* [Exercise requirements] Every line of the records must be repeated exactly; pictures stay out.

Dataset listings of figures
* begin *
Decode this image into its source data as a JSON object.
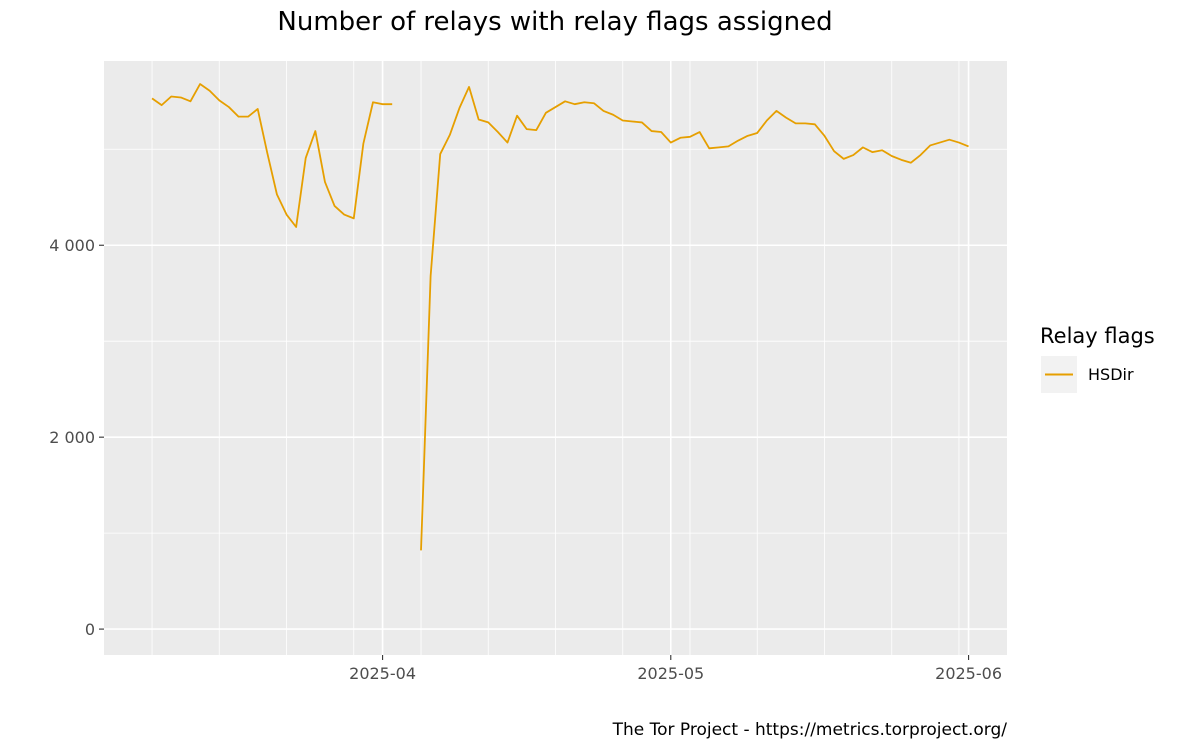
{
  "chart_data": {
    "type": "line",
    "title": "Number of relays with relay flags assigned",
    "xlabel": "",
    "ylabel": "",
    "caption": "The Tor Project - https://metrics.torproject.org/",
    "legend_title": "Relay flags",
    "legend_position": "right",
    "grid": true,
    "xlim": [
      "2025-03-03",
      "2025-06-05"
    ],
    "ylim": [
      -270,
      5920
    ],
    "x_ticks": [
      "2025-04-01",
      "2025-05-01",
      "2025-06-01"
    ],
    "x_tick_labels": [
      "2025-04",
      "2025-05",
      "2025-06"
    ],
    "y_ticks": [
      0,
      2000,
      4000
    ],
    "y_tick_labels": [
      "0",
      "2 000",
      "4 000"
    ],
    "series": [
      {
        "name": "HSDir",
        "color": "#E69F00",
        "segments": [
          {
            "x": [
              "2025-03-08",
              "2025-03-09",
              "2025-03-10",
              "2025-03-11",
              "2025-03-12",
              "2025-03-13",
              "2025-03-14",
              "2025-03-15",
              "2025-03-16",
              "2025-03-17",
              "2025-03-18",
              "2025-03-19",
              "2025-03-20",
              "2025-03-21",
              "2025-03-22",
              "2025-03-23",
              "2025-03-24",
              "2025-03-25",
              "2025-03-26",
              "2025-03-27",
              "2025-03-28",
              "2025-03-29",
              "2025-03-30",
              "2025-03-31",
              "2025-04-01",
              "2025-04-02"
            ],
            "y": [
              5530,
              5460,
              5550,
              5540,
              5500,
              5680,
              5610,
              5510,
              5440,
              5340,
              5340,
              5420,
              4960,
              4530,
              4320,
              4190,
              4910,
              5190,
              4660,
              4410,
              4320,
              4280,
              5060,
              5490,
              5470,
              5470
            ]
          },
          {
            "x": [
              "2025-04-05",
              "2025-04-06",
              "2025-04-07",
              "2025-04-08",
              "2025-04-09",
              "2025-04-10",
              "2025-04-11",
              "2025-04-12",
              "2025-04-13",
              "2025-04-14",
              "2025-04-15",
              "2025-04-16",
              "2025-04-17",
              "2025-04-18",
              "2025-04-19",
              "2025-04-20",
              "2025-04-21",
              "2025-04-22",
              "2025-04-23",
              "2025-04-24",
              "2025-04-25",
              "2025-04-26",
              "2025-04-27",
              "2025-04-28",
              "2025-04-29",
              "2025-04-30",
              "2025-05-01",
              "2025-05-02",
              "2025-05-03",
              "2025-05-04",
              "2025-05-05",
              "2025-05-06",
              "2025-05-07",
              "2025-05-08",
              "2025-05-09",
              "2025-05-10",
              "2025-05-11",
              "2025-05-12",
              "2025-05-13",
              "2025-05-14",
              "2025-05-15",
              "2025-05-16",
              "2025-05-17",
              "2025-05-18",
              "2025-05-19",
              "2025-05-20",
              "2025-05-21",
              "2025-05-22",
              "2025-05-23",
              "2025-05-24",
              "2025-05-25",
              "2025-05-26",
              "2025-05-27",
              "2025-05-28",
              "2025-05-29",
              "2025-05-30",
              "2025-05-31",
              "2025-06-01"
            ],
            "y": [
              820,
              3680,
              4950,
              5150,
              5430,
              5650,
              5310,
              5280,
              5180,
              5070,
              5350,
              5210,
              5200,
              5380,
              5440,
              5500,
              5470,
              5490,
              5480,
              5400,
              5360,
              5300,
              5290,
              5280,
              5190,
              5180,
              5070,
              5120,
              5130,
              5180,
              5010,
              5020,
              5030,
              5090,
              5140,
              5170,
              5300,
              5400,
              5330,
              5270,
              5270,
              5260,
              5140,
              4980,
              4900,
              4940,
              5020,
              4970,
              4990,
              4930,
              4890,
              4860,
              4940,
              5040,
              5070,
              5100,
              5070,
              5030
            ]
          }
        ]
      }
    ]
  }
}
* end *
* [Written reply]
Decode this image into its source data as a JSON object.
{
  "chart_data": {
    "type": "line",
    "title": "Number of relays with relay flags assigned",
    "xlabel": "",
    "ylabel": "",
    "caption": "The Tor Project - https://metrics.torproject.org/",
    "legend_title": "Relay flags",
    "legend_position": "right",
    "grid": true,
    "xlim": [
      "2025-03-03",
      "2025-06-05"
    ],
    "ylim": [
      -270,
      5920
    ],
    "x_ticks": [
      "2025-04-01",
      "2025-05-01",
      "2025-06-01"
    ],
    "x_tick_labels": [
      "2025-04",
      "2025-05",
      "2025-06"
    ],
    "y_ticks": [
      0,
      2000,
      4000
    ],
    "y_tick_labels": [
      "0",
      "2 000",
      "4 000"
    ],
    "series": [
      {
        "name": "HSDir",
        "color": "#E69F00",
        "segments": [
          {
            "x": [
              "2025-03-08",
              "2025-03-09",
              "2025-03-10",
              "2025-03-11",
              "2025-03-12",
              "2025-03-13",
              "2025-03-14",
              "2025-03-15",
              "2025-03-16",
              "2025-03-17",
              "2025-03-18",
              "2025-03-19",
              "2025-03-20",
              "2025-03-21",
              "2025-03-22",
              "2025-03-23",
              "2025-03-24",
              "2025-03-25",
              "2025-03-26",
              "2025-03-27",
              "2025-03-28",
              "2025-03-29",
              "2025-03-30",
              "2025-03-31",
              "2025-04-01",
              "2025-04-02"
            ],
            "y": [
              5530,
              5460,
              5550,
              5540,
              5500,
              5680,
              5610,
              5510,
              5440,
              5340,
              5340,
              5420,
              4960,
              4530,
              4320,
              4190,
              4910,
              5190,
              4660,
              4410,
              4320,
              4280,
              5060,
              5490,
              5470,
              5470
            ]
          },
          {
            "x": [
              "2025-04-05",
              "2025-04-06",
              "2025-04-07",
              "2025-04-08",
              "2025-04-09",
              "2025-04-10",
              "2025-04-11",
              "2025-04-12",
              "2025-04-13",
              "2025-04-14",
              "2025-04-15",
              "2025-04-16",
              "2025-04-17",
              "2025-04-18",
              "2025-04-19",
              "2025-04-20",
              "2025-04-21",
              "2025-04-22",
              "2025-04-23",
              "2025-04-24",
              "2025-04-25",
              "2025-04-26",
              "2025-04-27",
              "2025-04-28",
              "2025-04-29",
              "2025-04-30",
              "2025-05-01",
              "2025-05-02",
              "2025-05-03",
              "2025-05-04",
              "2025-05-05",
              "2025-05-06",
              "2025-05-07",
              "2025-05-08",
              "2025-05-09",
              "2025-05-10",
              "2025-05-11",
              "2025-05-12",
              "2025-05-13",
              "2025-05-14",
              "2025-05-15",
              "2025-05-16",
              "2025-05-17",
              "2025-05-18",
              "2025-05-19",
              "2025-05-20",
              "2025-05-21",
              "2025-05-22",
              "2025-05-23",
              "2025-05-24",
              "2025-05-25",
              "2025-05-26",
              "2025-05-27",
              "2025-05-28",
              "2025-05-29",
              "2025-05-30",
              "2025-05-31",
              "2025-06-01"
            ],
            "y": [
              820,
              3680,
              4950,
              5150,
              5430,
              5650,
              5310,
              5280,
              5180,
              5070,
              5350,
              5210,
              5200,
              5380,
              5440,
              5500,
              5470,
              5490,
              5480,
              5400,
              5360,
              5300,
              5290,
              5280,
              5190,
              5180,
              5070,
              5120,
              5130,
              5180,
              5010,
              5020,
              5030,
              5090,
              5140,
              5170,
              5300,
              5400,
              5330,
              5270,
              5270,
              5260,
              5140,
              4980,
              4900,
              4940,
              5020,
              4970,
              4990,
              4930,
              4890,
              4860,
              4940,
              5040,
              5070,
              5100,
              5070,
              5030
            ]
          }
        ]
      }
    ]
  }
}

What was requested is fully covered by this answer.